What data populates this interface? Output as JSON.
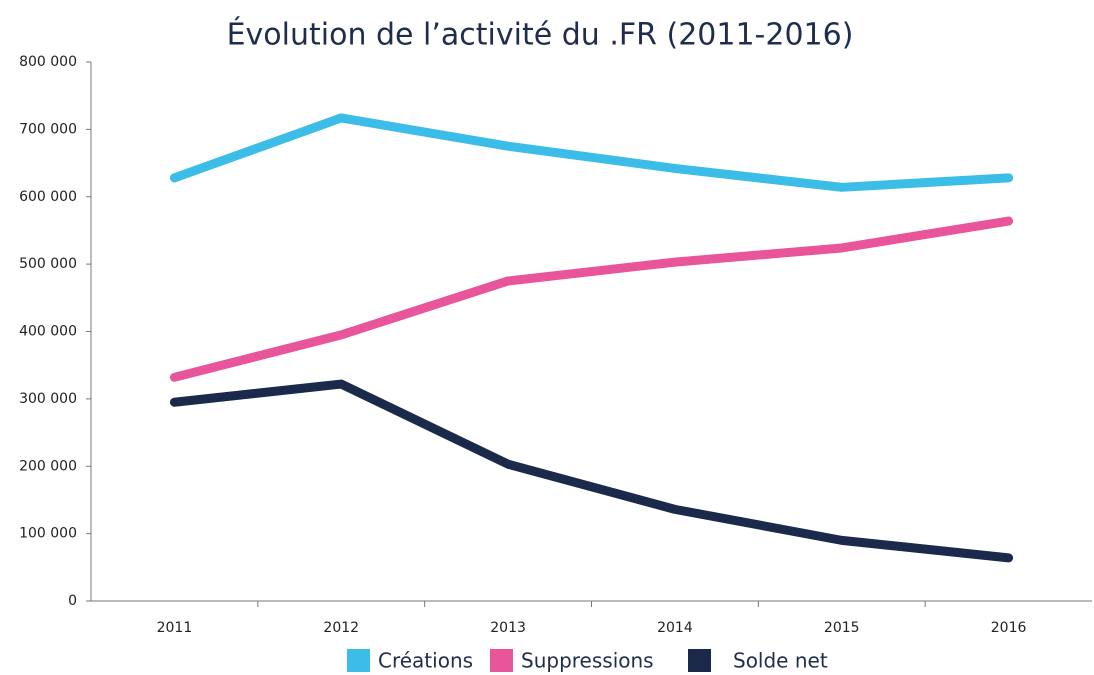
{
  "chart_data": {
    "type": "line",
    "title": "Évolution de l’activité du .FR (2011-2016)",
    "categories": [
      "2011",
      "2012",
      "2013",
      "2014",
      "2015",
      "2016"
    ],
    "series": [
      {
        "name": "Créations",
        "color": "#3bbde8",
        "values": [
          628000,
          717000,
          675000,
          642000,
          614000,
          628000
        ]
      },
      {
        "name": "Suppressions",
        "color": "#e8559a",
        "values": [
          332000,
          395000,
          475000,
          503000,
          524000,
          564000
        ]
      },
      {
        "name": "Solde net",
        "color": "#1b2a4a",
        "values": [
          295000,
          322000,
          203000,
          136000,
          90000,
          64000
        ]
      }
    ],
    "ylim": [
      0,
      800000
    ],
    "yticks": [
      0,
      {
        "value": 100000,
        "label": "100 000"
      },
      {
        "value": 200000,
        "label": "200 000"
      },
      {
        "value": 300000,
        "label": "300 000"
      },
      {
        "value": 400000,
        "label": "400 000"
      },
      {
        "value": 500000,
        "label": "500 000"
      },
      {
        "value": 600000,
        "label": "600 000"
      },
      {
        "value": 700000,
        "label": "700 000"
      },
      {
        "value": 800000,
        "label": "800 000"
      }
    ],
    "grid": false,
    "legend": "bottom"
  }
}
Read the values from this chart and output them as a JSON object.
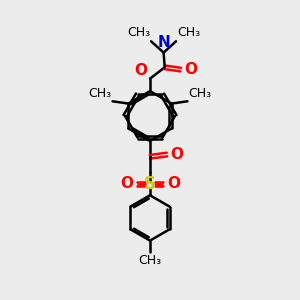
{
  "bg_color": "#ececec",
  "line_color": "#000000",
  "o_color": "#ff0000",
  "n_color": "#0000cc",
  "s_color": "#cccc00",
  "line_width": 1.8,
  "font_size": 9,
  "xlim": [
    0,
    10
  ],
  "ylim": [
    0,
    13
  ],
  "figsize": [
    3.0,
    3.0
  ],
  "dpi": 100
}
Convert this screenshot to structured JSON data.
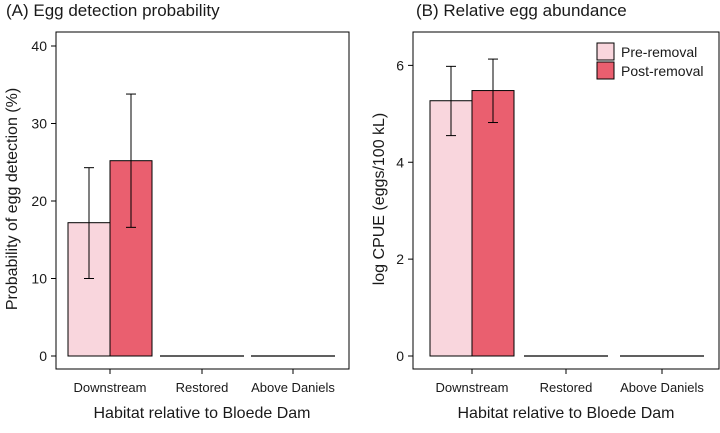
{
  "figure": {
    "shared_xlabel": "Habitat relative to Bloede Dam"
  },
  "legend": {
    "entries": [
      {
        "name": "Pre-removal",
        "color": "#f9d6dd"
      },
      {
        "name": "Post-removal",
        "color": "#ea5f6f"
      }
    ]
  },
  "chart_data": [
    {
      "type": "bar",
      "title": "(A) Egg detection probability",
      "xlabel": "Habitat relative to Bloede Dam",
      "ylabel": "Probability of egg detection (%)",
      "ylim": [
        0,
        40
      ],
      "yticks": [
        0,
        10,
        20,
        30,
        40
      ],
      "grid": false,
      "categories": [
        "Downstream",
        "Restored",
        "Above Daniels"
      ],
      "series": [
        {
          "name": "Pre-removal",
          "color": "#f9d6dd",
          "values": [
            17.2,
            0,
            0
          ],
          "err_low": [
            10.0,
            0,
            0
          ],
          "err_high": [
            24.3,
            0,
            0
          ]
        },
        {
          "name": "Post-removal",
          "color": "#ea5f6f",
          "values": [
            25.2,
            0,
            0
          ],
          "err_low": [
            16.6,
            0,
            0
          ],
          "err_high": [
            33.8,
            0,
            0
          ]
        }
      ]
    },
    {
      "type": "bar",
      "title": "(B) Relative egg abundance",
      "xlabel": "Habitat relative to Bloede Dam",
      "ylabel": "log CPUE (eggs/100 kL)",
      "ylim": [
        0,
        6.4
      ],
      "yticks": [
        0,
        2,
        4,
        6
      ],
      "grid": false,
      "legend_position": "top-right",
      "categories": [
        "Downstream",
        "Restored",
        "Above Daniels"
      ],
      "series": [
        {
          "name": "Pre-removal",
          "color": "#f9d6dd",
          "values": [
            5.27,
            0,
            0
          ],
          "err_low": [
            4.55,
            0,
            0
          ],
          "err_high": [
            5.98,
            0,
            0
          ]
        },
        {
          "name": "Post-removal",
          "color": "#ea5f6f",
          "values": [
            5.48,
            0,
            0
          ],
          "err_low": [
            4.82,
            0,
            0
          ],
          "err_high": [
            6.13,
            0,
            0
          ]
        }
      ]
    }
  ]
}
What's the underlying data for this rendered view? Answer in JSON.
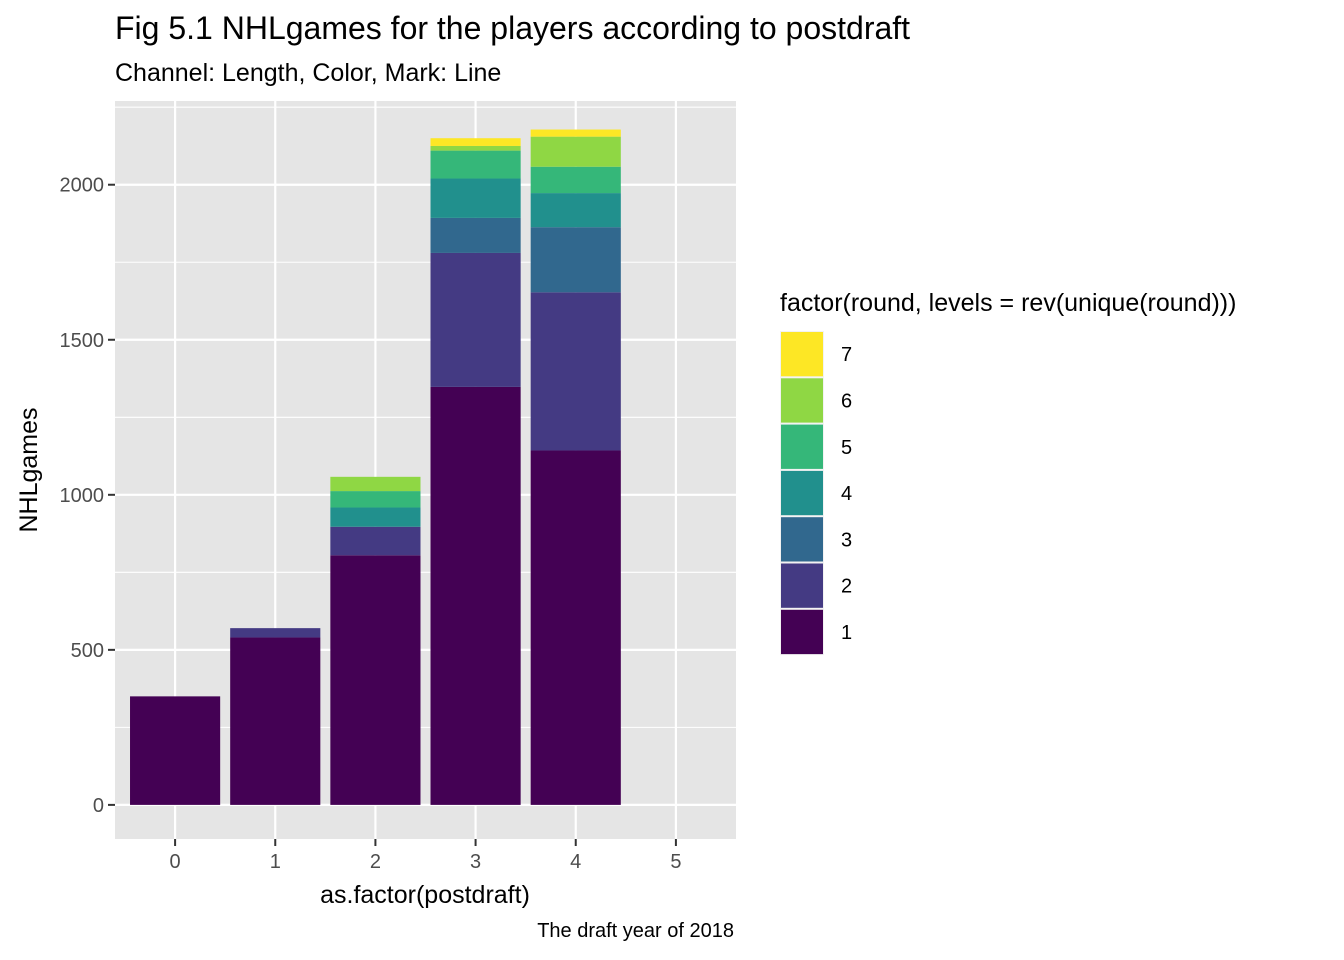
{
  "chart_data": {
    "type": "bar",
    "stacked": true,
    "title": "Fig 5.1 NHLgames for the players according to postdraft",
    "subtitle": "Channel: Length, Color, Mark: Line",
    "caption": "The draft year of 2018",
    "xlabel": "as.factor(postdraft)",
    "ylabel": "NHLgames",
    "categories": [
      "0",
      "1",
      "2",
      "3",
      "4",
      "5"
    ],
    "ylim": [
      -110,
      2270
    ],
    "yticks": [
      0,
      500,
      1000,
      1500,
      2000
    ],
    "grid": true,
    "panel_background": "#E5E5E5",
    "grid_color": "#FFFFFF",
    "legend": {
      "title": "factor(round, levels = rev(unique(round)))",
      "position": "right",
      "entries": [
        "7",
        "6",
        "5",
        "4",
        "3",
        "2",
        "1"
      ]
    },
    "series": [
      {
        "name": "1",
        "color": "#440154",
        "values": [
          350,
          540,
          805,
          1348,
          1143,
          0
        ]
      },
      {
        "name": "2",
        "color": "#443A83",
        "values": [
          0,
          30,
          92,
          432,
          510,
          0
        ]
      },
      {
        "name": "3",
        "color": "#31688E",
        "values": [
          0,
          0,
          0,
          113,
          210,
          0
        ]
      },
      {
        "name": "4",
        "color": "#21908D",
        "values": [
          0,
          0,
          62,
          127,
          110,
          0
        ]
      },
      {
        "name": "5",
        "color": "#35B779",
        "values": [
          0,
          0,
          53,
          90,
          85,
          0
        ]
      },
      {
        "name": "6",
        "color": "#8FD744",
        "values": [
          0,
          0,
          46,
          15,
          97,
          0
        ]
      },
      {
        "name": "7",
        "color": "#FDE725",
        "values": [
          0,
          0,
          0,
          25,
          23,
          0
        ]
      }
    ]
  }
}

---

TASK TO CARRY OUT
Identify and copy lines that hold the string "ylabel".

FULL OUTPUT
      "ylabel": "Probability of egg detection (%)",
      "ylabel": "log CPUE (eggs/100 kL)",
    "ylabel": "NHLgames",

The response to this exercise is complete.